*Objective*: Copy the records below exactly, omitting any pictures they contain.

[Data items]
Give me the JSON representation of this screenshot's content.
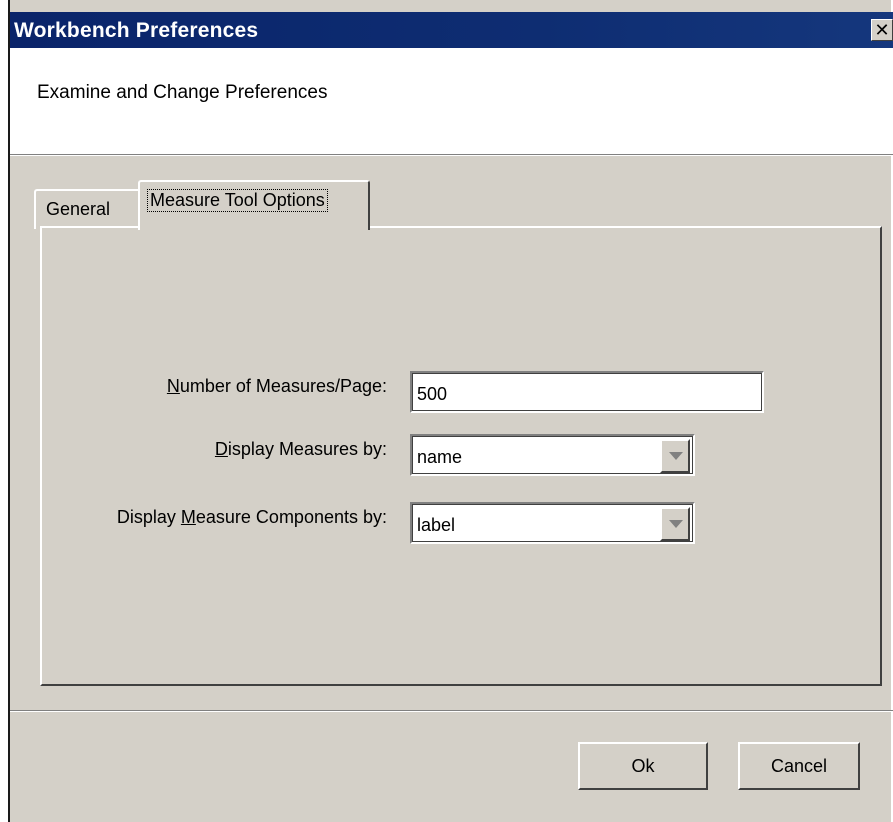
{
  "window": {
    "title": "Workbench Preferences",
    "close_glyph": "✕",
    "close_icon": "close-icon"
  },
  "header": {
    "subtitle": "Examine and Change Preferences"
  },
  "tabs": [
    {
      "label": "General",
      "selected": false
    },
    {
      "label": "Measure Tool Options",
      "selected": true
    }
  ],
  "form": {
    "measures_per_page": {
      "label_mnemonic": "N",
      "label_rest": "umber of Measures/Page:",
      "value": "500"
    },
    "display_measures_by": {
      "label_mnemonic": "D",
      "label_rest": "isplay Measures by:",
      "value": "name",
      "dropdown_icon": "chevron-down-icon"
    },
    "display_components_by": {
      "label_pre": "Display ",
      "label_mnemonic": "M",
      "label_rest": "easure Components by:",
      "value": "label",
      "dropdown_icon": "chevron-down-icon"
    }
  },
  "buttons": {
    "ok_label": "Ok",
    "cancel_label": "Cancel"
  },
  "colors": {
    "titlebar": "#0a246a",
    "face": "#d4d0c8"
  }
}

*Exercise result*:
Give me the JSON representation of this screenshot's content.
{
  "window": {
    "title": "Workbench Preferences",
    "close_glyph": "✕",
    "close_icon": "close-icon"
  },
  "header": {
    "subtitle": "Examine and Change Preferences"
  },
  "tabs": [
    {
      "label": "General",
      "selected": false
    },
    {
      "label": "Measure Tool Options",
      "selected": true
    }
  ],
  "form": {
    "measures_per_page": {
      "label_mnemonic": "N",
      "label_rest": "umber of Measures/Page:",
      "value": "500"
    },
    "display_measures_by": {
      "label_mnemonic": "D",
      "label_rest": "isplay Measures by:",
      "value": "name",
      "dropdown_icon": "chevron-down-icon"
    },
    "display_components_by": {
      "label_pre": "Display ",
      "label_mnemonic": "M",
      "label_rest": "easure Components by:",
      "value": "label",
      "dropdown_icon": "chevron-down-icon"
    }
  },
  "buttons": {
    "ok_label": "Ok",
    "cancel_label": "Cancel"
  },
  "colors": {
    "titlebar": "#0a246a",
    "face": "#d4d0c8"
  }
}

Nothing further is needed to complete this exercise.